## To-do list
a: Write out the incrementality passage from "If your company" down to "scrappy in-house analysis.", copying it word for word.
b: Pull out everything in the records from their first line down to the line containing "staticText: 4 [32, 454, 198, 526]", both ends included. Reproduce those lines character for character and nothing more.

## Document passage
◆ ◆ ◆ ◆ ◆
Last year, Homely launched a new paid Pinterest campaign, increasing spend by 30%. Over a month, platform reports show impressive attributed conversions, but website sessions from Pinterest are flat, and overall sales are within the normal weekly range. Homely's performance team isn't sure whether to scale up Pinterest further, reduce investment, or reallocate to TV or affiliates.
Conventional attribution tools won't answer the question, since too many channels interact. An incrementality tool could run a geo-holdout test, holding out paid Pinterest spend in certain regions to isolate the true incremental effect on sales, both online and offline, as measured at the business level.
How do I know if my company isn’t ready for incrementality?
If your company is early-stage, running one or two primary paid channels, and you can still track clear topline cause and effect (i.e., pulling spend down quickly registers in revenue), you don't need to overcomplicate. Platform lift testing (like Meta Conversion Lift), basic on/off tests, and watching topline trends are more cost-effective.
Similarly, brands with less than roughly $5 million annual paid spend, and relatively simple channel mixes, are often still in the "test and learn" range for basic platform tools and scrappy in-house analysis.
I’m ready for incrementality — now what?
◆ ◆ ◆ ◆ ◆
## Supplied records
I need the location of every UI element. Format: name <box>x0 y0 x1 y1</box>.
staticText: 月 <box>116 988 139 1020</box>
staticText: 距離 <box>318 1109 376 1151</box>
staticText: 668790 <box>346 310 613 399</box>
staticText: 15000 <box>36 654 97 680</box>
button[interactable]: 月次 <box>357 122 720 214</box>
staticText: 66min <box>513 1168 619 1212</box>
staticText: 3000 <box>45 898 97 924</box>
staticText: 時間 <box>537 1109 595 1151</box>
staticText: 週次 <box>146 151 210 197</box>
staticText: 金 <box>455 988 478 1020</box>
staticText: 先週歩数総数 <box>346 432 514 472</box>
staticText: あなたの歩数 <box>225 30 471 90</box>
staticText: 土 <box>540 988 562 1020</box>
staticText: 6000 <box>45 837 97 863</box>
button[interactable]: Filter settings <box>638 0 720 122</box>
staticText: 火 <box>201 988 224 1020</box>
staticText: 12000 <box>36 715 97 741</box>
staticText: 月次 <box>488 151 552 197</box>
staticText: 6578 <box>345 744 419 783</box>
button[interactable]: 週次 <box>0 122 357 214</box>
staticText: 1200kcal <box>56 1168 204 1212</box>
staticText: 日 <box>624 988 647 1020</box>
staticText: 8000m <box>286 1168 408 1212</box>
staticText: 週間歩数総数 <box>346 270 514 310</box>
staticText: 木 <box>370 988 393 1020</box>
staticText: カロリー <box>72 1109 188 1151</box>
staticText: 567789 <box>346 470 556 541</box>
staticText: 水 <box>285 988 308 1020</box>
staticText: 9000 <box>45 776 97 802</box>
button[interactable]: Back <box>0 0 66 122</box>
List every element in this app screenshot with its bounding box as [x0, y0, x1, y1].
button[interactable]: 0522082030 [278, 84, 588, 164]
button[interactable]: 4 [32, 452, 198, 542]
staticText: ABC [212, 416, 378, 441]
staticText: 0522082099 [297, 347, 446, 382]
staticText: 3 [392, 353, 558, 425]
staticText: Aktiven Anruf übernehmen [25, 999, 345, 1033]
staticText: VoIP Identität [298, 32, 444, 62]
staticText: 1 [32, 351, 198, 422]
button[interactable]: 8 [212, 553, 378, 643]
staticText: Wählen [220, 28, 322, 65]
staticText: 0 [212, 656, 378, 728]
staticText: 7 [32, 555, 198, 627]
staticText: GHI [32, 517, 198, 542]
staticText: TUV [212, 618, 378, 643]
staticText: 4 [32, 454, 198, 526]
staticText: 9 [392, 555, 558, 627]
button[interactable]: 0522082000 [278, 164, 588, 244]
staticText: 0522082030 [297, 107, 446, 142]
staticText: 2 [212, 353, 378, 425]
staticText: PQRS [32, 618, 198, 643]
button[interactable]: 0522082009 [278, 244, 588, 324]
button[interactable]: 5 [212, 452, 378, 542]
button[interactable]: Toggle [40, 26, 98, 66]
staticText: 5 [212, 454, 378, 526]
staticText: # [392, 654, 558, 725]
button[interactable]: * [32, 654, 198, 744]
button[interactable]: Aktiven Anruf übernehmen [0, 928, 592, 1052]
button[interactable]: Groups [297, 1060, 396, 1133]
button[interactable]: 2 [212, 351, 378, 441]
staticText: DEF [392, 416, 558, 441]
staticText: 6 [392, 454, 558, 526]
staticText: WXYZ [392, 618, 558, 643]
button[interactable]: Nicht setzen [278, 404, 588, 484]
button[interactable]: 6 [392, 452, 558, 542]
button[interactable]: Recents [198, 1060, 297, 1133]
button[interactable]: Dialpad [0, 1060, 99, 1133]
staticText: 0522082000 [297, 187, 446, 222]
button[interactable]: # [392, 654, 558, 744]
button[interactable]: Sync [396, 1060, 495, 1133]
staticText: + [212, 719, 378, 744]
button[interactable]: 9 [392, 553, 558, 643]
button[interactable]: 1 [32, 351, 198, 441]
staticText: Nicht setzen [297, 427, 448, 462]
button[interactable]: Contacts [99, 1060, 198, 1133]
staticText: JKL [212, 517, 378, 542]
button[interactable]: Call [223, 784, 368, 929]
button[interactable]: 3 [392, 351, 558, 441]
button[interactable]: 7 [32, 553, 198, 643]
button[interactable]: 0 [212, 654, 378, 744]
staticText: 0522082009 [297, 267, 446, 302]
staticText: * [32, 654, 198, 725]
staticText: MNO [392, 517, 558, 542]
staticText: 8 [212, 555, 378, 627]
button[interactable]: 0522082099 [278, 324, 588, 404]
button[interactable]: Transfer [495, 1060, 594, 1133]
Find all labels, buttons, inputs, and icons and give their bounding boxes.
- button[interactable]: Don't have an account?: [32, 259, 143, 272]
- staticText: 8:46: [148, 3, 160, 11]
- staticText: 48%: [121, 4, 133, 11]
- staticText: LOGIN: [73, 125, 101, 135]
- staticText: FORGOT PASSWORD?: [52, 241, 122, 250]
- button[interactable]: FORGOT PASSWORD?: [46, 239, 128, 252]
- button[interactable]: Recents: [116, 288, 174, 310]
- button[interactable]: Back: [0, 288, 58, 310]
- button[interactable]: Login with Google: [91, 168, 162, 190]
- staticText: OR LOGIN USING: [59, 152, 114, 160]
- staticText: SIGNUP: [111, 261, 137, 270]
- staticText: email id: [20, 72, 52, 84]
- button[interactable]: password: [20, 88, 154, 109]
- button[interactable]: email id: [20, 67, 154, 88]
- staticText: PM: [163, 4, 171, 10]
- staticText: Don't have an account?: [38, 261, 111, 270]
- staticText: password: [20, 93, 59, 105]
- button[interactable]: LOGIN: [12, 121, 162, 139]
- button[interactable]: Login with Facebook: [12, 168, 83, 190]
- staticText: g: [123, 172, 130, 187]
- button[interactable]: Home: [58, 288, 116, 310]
◆ ◆ ◆ ◆ ◆
## Solutions to the exercise
a:
If your company is early-stage, running one or two primary paid channels, and you can still track clear topline cause and effect (i.e., pulling spend down quickly registers in revenue), you don't need to overcomplicate. Platform lift testing (like Meta Conversion Lift), basic on/off tests, and watching topline trends are more cost-effective.
Similarly, brands with less than roughly $5 million annual paid spend, and relatively simple channel mixes, are often still in the "test and learn" range for basic platform tools and scrappy in-house analysis.

b:
I need the location of every UI element. Format: name <box>x0 y0 x1 y1</box>.
staticText: 月 <box>116 988 139 1020</box>
staticText: 距離 <box>318 1109 376 1151</box>
staticText: 668790 <box>346 310 613 399</box>
staticText: 15000 <box>36 654 97 680</box>
button[interactable]: 月次 <box>357 122 720 214</box>
staticText: 66min <box>513 1168 619 1212</box>
staticText: 3000 <box>45 898 97 924</box>
staticText: 時間 <box>537 1109 595 1151</box>
staticText: 週次 <box>146 151 210 197</box>
staticText: 金 <box>455 988 478 1020</box>
staticText: 先週歩数総数 <box>346 432 514 472</box>
staticText: あなたの歩数 <box>225 30 471 90</box>
staticText: 土 <box>540 988 562 1020</box>
staticText: 6000 <box>45 837 97 863</box>
button[interactable]: Filter settings <box>638 0 720 122</box>
staticText: 火 <box>201 988 224 1020</box>
staticText: 12000 <box>36 715 97 741</box>
staticText: 月次 <box>488 151 552 197</box>
staticText: 6578 <box>345 744 419 783</box>
button[interactable]: 週次 <box>0 122 357 214</box>
staticText: 1200kcal <box>56 1168 204 1212</box>
staticText: 日 <box>624 988 647 1020</box>
staticText: 8000m <box>286 1168 408 1212</box>
staticText: 週間歩数総数 <box>346 270 514 310</box>
staticText: 木 <box>370 988 393 1020</box>
staticText: カロリー <box>72 1109 188 1151</box>
staticText: 567789 <box>346 470 556 541</box>
staticText: 水 <box>285 988 308 1020</box>
staticText: 9000 <box>45 776 97 802</box>
button[interactable]: Back <box>0 0 66 122</box>
List every element in this app screenshot with its bounding box as [x0, y0, x1, y1].
button[interactable]: 0522082030 [278, 84, 588, 164]
button[interactable]: 4 [32, 452, 198, 542]
staticText: ABC [212, 416, 378, 441]
staticText: 0522082099 [297, 347, 446, 382]
staticText: 3 [392, 353, 558, 425]
staticText: Aktiven Anruf übernehmen [25, 999, 345, 1033]
staticText: VoIP Identität [298, 32, 444, 62]
staticText: 1 [32, 351, 198, 422]
button[interactable]: 8 [212, 553, 378, 643]
staticText: Wählen [220, 28, 322, 65]
staticText: 0 [212, 656, 378, 728]
staticText: 7 [32, 555, 198, 627]
staticText: GHI [32, 517, 198, 542]
staticText: TUV [212, 618, 378, 643]
staticText: 4 [32, 454, 198, 526]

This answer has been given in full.